Figure dataset records
******

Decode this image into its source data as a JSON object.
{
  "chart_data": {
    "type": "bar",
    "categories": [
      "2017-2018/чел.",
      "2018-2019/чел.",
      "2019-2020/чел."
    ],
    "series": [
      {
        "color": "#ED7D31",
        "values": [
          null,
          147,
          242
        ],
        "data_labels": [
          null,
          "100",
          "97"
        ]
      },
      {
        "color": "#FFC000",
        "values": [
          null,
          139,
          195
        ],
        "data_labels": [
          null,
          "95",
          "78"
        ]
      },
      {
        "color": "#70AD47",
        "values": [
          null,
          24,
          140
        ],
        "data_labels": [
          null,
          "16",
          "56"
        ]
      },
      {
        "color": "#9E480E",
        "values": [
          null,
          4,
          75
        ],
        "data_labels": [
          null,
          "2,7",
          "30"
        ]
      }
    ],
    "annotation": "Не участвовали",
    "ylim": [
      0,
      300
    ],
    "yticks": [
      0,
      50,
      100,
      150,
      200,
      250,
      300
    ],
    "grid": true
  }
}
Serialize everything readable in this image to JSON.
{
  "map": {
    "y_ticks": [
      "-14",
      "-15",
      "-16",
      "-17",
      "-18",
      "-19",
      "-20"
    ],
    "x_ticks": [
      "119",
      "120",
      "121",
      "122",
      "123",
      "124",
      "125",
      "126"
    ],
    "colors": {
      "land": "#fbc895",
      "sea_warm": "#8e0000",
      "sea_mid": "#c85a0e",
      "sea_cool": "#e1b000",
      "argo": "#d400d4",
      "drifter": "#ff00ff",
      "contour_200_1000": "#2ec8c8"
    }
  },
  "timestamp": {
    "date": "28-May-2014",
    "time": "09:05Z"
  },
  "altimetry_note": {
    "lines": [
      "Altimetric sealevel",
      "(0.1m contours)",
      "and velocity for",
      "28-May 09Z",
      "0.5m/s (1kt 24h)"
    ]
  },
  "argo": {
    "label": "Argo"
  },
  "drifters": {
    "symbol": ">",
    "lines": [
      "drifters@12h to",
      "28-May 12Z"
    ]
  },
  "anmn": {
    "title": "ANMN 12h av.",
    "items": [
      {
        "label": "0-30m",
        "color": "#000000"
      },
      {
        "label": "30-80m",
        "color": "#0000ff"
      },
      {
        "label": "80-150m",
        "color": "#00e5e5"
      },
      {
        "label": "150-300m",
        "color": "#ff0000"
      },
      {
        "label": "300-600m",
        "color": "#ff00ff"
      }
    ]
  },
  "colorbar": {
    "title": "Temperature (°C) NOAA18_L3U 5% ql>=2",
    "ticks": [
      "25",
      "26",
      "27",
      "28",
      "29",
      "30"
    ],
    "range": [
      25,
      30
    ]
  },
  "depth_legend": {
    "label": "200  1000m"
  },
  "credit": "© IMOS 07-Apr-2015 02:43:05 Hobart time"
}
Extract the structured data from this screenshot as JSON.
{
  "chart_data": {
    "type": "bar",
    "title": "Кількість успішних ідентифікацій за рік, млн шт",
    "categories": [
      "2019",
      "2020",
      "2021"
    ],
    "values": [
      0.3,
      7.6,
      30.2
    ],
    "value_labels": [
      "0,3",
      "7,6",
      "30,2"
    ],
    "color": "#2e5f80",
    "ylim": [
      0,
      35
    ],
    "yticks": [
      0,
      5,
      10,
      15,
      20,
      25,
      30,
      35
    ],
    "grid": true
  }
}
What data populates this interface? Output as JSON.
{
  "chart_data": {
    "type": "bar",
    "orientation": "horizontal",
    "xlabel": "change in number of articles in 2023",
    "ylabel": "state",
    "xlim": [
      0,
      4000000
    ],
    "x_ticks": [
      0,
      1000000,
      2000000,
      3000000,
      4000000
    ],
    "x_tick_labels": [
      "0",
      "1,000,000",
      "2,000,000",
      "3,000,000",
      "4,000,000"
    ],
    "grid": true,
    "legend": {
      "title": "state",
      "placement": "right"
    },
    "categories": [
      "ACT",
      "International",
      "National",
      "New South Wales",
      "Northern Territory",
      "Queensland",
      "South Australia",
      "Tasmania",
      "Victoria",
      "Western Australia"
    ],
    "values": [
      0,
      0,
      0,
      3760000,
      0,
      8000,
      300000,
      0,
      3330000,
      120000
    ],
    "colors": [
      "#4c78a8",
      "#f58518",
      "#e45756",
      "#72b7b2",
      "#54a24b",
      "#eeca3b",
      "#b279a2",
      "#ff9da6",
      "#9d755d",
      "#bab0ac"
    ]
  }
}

******

Copy every line of the records word for word.

Decode this image into its source data as a JSON object.
{
  "chart_data": {
    "type": "bar",
    "categories": [
      "2017-2018/чел.",
      "2018-2019/чел.",
      "2019-2020/чел."
    ],
    "series": [
      {
        "color": "#ED7D31",
        "values": [
          null,
          147,
          242
        ],
        "data_labels": [
          null,
          "100",
          "97"
        ]
      },
      {
        "color": "#FFC000",
        "values": [
          null,
          139,
          195
        ],
        "data_labels": [
          null,
          "95",
          "78"
        ]
      },
      {
        "color": "#70AD47",
        "values": [
          null,
          24,
          140
        ],
        "data_labels": [
          null,
          "16",
          "56"
        ]
      },
      {
        "color": "#9E480E",
        "values": [
          null,
          4,
          75
        ],
        "data_labels": [
          null,
          "2,7",
          "30"
        ]
      }
    ],
    "annotation": "Не участвовали",
    "ylim": [
      0,
      300
    ],
    "yticks": [
      0,
      50,
      100,
      150,
      200,
      250,
      300
    ],
    "grid": true
  }
}
Serialize everything readable in this image to JSON.
{
  "map": {
    "y_ticks": [
      "-14",
      "-15",
      "-16",
      "-17",
      "-18",
      "-19",
      "-20"
    ],
    "x_ticks": [
      "119",
      "120",
      "121",
      "122",
      "123",
      "124",
      "125",
      "126"
    ],
    "colors": {
      "land": "#fbc895",
      "sea_warm": "#8e0000",
      "sea_mid": "#c85a0e",
      "sea_cool": "#e1b000",
      "argo": "#d400d4",
      "drifter": "#ff00ff",
      "contour_200_1000": "#2ec8c8"
    }
  },
  "timestamp": {
    "date": "28-May-2014",
    "time": "09:05Z"
  },
  "altimetry_note": {
    "lines": [
      "Altimetric sealevel",
      "(0.1m contours)",
      "and velocity for",
      "28-May 09Z",
      "0.5m/s (1kt 24h)"
    ]
  },
  "argo": {
    "label": "Argo"
  },
  "drifters": {
    "symbol": ">",
    "lines": [
      "drifters@12h to",
      "28-May 12Z"
    ]
  },
  "anmn": {
    "title": "ANMN 12h av.",
    "items": [
      {
        "label": "0-30m",
        "color": "#000000"
      },
      {
        "label": "30-80m",
        "color": "#0000ff"
      },
      {
        "label": "80-150m",
        "color": "#00e5e5"
      },
      {
        "label": "150-300m",
        "color": "#ff0000"
      },
      {
        "label": "300-600m",
        "color": "#ff00ff"
      }
    ]
  },
  "colorbar": {
    "title": "Temperature (°C) NOAA18_L3U 5% ql>=2",
    "ticks": [
      "25",
      "26",
      "27",
      "28",
      "29",
      "30"
    ],
    "range": [
      25,
      30
    ]
  },
  "depth_legend": {
    "label": "200  1000m"
  },
  "credit": "© IMOS 07-Apr-2015 02:43:05 Hobart time"
}
Extract the structured data from this screenshot as JSON.
{
  "chart_data": {
    "type": "bar",
    "title": "Кількість успішних ідентифікацій за рік, млн шт",
    "categories": [
      "2019",
      "2020",
      "2021"
    ],
    "values": [
      0.3,
      7.6,
      30.2
    ],
    "value_labels": [
      "0,3",
      "7,6",
      "30,2"
    ],
    "color": "#2e5f80",
    "ylim": [
      0,
      35
    ],
    "yticks": [
      0,
      5,
      10,
      15,
      20,
      25,
      30,
      35
    ],
    "grid": true
  }
}
What data populates this interface? Output as JSON.
{
  "chart_data": {
    "type": "bar",
    "orientation": "horizontal",
    "xlabel": "change in number of articles in 2023",
    "ylabel": "state",
    "xlim": [
      0,
      4000000
    ],
    "x_ticks": [
      0,
      1000000,
      2000000,
      3000000,
      4000000
    ],
    "x_tick_labels": [
      "0",
      "1,000,000",
      "2,000,000",
      "3,000,000",
      "4,000,000"
    ],
    "grid": true,
    "legend": {
      "title": "state",
      "placement": "right"
    },
    "categories": [
      "ACT",
      "International",
      "National",
      "New South Wales",
      "Northern Territory",
      "Queensland",
      "South Australia",
      "Tasmania",
      "Victoria",
      "Western Australia"
    ],
    "values": [
      0,
      0,
      0,
      3760000,
      0,
      8000,
      300000,
      0,
      3330000,
      120000
    ],
    "colors": [
      "#4c78a8",
      "#f58518",
      "#e45756",
      "#72b7b2",
      "#54a24b",
      "#eeca3b",
      "#b279a2",
      "#ff9da6",
      "#9d755d",
      "#bab0ac"
    ]
  }
}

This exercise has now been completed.